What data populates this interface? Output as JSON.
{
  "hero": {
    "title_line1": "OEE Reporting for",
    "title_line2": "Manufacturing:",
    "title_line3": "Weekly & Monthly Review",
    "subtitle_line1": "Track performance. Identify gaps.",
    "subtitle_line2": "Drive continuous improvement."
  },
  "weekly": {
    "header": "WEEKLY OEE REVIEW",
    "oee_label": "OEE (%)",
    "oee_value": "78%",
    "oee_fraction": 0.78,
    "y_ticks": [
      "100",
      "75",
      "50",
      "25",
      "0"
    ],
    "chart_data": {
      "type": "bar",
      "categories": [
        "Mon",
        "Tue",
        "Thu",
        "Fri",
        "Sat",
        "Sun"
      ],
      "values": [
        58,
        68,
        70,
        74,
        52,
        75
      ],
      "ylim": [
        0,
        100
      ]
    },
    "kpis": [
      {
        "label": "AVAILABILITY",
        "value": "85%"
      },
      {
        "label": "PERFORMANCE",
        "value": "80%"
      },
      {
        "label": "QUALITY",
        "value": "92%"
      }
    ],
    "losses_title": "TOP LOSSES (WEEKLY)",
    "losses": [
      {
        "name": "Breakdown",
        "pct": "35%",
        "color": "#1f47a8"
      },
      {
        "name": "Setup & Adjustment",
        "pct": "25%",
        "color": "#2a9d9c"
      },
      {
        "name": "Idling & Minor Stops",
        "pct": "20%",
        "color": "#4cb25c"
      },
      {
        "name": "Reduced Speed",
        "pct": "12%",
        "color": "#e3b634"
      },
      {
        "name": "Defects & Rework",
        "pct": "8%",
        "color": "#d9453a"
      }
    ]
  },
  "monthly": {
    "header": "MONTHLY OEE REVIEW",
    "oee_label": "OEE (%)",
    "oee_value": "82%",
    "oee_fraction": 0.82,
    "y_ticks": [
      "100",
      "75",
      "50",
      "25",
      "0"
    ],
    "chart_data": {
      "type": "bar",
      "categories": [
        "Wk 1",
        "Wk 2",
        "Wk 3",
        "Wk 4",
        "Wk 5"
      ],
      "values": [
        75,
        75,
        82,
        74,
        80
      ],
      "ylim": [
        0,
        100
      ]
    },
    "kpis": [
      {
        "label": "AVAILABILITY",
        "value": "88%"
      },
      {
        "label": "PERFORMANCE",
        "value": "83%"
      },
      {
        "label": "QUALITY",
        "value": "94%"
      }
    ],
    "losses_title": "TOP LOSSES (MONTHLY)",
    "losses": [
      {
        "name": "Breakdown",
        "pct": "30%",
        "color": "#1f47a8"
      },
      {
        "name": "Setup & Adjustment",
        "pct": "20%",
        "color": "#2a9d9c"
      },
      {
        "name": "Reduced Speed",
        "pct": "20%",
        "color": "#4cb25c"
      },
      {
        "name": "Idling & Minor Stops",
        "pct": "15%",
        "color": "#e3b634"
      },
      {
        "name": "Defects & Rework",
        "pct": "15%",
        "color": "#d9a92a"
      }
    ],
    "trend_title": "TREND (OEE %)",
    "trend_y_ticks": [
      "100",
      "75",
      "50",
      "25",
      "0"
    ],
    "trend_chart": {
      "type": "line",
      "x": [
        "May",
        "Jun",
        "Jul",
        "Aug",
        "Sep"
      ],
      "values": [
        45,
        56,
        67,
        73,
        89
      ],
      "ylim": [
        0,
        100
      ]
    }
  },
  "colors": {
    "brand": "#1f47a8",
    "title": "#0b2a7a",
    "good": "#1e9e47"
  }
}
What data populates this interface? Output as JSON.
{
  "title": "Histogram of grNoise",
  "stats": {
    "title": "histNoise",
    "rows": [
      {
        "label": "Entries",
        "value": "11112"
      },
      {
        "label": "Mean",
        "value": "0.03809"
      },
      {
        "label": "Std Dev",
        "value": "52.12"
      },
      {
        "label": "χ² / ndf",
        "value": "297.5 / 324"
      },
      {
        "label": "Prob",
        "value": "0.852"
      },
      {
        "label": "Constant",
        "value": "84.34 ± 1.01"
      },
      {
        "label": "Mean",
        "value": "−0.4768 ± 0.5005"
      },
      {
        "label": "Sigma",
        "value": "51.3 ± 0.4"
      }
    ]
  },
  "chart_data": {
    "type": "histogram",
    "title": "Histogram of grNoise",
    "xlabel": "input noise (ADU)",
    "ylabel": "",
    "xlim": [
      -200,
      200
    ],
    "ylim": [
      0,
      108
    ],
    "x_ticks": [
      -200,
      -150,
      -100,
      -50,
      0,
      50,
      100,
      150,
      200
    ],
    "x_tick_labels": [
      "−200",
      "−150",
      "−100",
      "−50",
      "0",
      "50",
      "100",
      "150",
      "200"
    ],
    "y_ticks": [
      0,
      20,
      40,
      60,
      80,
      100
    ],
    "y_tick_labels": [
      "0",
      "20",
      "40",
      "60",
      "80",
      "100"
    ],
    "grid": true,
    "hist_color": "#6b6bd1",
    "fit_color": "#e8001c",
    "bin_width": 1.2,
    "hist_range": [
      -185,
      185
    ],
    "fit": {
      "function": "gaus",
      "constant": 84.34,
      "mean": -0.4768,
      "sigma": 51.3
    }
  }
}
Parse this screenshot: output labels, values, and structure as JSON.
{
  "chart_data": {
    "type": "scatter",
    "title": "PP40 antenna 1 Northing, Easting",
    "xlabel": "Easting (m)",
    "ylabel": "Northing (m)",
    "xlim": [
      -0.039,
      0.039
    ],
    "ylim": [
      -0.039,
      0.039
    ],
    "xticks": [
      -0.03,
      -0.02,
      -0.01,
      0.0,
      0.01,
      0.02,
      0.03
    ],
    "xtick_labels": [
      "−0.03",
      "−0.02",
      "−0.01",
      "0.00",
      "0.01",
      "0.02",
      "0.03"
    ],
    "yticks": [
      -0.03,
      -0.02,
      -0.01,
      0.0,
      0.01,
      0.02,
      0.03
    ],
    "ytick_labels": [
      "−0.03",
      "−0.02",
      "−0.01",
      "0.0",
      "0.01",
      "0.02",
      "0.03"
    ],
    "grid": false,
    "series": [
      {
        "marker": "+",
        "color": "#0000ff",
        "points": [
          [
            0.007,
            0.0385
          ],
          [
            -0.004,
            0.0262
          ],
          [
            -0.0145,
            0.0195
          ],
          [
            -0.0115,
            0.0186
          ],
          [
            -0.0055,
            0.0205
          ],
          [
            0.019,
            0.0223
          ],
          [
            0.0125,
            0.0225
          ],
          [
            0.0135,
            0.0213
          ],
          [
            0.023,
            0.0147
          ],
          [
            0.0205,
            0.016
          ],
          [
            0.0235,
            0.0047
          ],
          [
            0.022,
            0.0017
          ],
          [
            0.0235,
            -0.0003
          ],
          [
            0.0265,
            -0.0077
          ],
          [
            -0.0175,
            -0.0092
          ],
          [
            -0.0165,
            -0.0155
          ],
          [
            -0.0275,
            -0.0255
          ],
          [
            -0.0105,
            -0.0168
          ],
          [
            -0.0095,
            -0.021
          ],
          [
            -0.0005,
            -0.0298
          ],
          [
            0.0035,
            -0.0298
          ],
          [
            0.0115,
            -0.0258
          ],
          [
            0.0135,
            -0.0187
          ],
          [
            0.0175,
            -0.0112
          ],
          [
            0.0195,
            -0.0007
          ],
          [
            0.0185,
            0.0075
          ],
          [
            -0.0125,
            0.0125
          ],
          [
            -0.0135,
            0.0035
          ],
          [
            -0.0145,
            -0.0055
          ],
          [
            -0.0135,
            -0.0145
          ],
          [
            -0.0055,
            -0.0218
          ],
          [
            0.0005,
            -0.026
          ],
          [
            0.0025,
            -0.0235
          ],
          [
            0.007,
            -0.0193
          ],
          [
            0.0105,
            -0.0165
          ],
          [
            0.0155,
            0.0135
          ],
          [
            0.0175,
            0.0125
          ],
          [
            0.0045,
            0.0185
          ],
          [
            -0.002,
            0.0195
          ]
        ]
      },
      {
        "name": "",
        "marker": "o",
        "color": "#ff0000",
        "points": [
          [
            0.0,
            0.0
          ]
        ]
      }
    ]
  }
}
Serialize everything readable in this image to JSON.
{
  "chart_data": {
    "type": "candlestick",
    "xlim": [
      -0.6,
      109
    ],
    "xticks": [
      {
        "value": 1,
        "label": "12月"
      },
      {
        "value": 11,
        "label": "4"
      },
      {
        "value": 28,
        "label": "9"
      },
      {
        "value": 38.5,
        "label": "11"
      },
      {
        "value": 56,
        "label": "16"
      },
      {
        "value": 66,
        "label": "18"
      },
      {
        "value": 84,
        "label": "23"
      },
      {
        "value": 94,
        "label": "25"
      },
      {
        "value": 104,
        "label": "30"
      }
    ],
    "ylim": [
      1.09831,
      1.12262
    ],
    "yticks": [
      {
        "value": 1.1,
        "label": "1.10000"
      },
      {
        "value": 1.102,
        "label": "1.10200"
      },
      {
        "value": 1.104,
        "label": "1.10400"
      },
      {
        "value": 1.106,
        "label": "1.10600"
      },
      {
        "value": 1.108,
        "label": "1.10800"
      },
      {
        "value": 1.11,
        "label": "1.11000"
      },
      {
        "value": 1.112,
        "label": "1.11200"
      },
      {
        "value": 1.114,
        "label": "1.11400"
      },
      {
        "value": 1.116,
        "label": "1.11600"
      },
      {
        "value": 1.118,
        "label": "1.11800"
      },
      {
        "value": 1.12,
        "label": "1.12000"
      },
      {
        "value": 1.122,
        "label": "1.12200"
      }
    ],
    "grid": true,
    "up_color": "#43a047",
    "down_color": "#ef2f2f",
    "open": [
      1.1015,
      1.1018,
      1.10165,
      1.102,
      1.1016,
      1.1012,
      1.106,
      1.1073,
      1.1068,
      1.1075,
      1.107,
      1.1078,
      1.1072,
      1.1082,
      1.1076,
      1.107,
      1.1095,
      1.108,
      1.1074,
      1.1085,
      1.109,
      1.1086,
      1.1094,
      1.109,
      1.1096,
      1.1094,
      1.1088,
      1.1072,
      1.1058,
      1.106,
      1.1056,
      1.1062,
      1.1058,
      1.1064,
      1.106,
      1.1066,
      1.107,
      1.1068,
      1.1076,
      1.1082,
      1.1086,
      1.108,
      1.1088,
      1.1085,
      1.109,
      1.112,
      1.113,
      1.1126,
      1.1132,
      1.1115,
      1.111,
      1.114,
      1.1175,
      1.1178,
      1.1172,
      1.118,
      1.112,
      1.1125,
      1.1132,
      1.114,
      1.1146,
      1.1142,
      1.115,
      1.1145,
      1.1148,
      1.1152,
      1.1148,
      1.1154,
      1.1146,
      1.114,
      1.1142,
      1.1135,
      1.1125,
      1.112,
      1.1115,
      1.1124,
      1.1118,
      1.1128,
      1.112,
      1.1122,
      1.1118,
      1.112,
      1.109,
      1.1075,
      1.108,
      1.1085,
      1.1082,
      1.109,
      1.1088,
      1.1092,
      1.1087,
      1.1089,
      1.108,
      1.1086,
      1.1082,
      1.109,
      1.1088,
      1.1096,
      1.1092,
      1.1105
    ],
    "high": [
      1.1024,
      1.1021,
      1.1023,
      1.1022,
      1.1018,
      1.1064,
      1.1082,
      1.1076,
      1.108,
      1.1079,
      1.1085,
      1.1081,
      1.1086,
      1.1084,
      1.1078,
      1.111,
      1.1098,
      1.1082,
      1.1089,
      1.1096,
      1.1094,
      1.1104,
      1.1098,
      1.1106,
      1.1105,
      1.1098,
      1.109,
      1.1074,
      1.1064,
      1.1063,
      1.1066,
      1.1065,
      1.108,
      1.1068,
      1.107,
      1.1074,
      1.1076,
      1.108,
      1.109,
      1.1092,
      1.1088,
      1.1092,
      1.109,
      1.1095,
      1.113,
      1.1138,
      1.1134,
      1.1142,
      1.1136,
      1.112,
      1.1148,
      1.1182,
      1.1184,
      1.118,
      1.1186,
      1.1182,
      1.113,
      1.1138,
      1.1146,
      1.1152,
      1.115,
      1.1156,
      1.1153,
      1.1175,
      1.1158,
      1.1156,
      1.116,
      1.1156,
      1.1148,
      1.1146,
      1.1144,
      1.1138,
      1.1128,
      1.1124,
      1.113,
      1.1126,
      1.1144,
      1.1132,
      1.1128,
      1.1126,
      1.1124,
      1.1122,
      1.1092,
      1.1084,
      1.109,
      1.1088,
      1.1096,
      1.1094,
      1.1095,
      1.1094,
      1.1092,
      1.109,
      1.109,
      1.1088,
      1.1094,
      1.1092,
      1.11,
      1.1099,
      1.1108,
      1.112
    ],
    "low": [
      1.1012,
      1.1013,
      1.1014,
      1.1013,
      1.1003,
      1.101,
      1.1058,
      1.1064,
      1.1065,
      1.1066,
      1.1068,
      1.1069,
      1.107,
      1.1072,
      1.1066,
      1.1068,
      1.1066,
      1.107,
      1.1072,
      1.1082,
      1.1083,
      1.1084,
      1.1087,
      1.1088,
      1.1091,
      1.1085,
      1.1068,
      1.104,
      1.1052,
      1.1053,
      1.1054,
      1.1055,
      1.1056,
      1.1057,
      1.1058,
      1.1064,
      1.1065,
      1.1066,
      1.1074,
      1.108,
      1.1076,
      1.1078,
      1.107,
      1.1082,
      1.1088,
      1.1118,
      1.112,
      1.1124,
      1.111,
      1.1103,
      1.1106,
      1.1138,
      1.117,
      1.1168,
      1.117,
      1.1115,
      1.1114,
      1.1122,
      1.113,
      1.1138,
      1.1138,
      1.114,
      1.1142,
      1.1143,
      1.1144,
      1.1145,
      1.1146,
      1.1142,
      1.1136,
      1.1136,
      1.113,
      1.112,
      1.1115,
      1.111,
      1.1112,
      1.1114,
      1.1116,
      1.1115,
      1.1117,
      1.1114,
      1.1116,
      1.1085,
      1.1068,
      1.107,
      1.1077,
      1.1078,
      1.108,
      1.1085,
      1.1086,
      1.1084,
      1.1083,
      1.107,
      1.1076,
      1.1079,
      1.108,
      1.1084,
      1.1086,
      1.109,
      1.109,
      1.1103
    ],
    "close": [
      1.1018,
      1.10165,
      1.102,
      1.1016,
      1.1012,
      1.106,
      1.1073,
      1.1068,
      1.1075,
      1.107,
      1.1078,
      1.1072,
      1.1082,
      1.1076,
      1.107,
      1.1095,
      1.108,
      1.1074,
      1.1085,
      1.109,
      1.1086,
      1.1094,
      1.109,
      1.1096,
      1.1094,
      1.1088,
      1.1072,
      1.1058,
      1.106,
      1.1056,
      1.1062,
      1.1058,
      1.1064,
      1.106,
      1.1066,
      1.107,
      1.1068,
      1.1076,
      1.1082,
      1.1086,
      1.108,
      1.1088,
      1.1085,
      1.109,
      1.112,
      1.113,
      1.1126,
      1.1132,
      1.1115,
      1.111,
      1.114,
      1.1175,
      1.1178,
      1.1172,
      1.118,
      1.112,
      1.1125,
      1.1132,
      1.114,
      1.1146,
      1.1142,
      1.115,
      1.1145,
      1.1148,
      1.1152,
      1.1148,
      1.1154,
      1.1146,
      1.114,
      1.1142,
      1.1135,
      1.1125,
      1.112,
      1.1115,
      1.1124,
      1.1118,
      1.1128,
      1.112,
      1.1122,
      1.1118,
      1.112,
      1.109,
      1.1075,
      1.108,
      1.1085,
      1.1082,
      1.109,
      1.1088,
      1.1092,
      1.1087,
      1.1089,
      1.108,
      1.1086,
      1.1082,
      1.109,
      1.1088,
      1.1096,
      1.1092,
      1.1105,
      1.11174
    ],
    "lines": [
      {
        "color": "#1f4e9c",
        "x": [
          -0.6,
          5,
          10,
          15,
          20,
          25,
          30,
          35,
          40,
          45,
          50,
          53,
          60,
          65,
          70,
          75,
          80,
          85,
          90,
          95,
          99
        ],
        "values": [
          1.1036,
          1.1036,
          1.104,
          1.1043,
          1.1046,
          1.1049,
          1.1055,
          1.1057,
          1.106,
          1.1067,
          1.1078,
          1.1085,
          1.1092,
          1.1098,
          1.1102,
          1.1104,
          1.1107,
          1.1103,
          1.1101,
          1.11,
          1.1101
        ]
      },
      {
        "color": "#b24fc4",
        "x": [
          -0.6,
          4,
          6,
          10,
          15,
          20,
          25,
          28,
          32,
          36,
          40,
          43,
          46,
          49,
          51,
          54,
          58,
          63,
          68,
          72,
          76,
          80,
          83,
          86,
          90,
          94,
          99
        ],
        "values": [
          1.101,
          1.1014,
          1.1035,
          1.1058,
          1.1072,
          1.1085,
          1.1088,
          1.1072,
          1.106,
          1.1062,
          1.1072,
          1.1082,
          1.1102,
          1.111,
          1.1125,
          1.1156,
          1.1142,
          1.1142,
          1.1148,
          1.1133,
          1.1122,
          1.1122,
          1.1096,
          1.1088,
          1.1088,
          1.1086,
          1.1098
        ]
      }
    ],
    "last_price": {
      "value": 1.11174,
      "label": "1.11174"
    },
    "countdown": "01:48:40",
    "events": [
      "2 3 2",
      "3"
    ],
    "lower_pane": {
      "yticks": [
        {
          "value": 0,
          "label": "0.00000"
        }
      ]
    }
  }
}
_____
> **REQUEST**
Check each line of the listing above for the string "type", then report only how many lines have it.

> **EXERCISE ANSWER**
6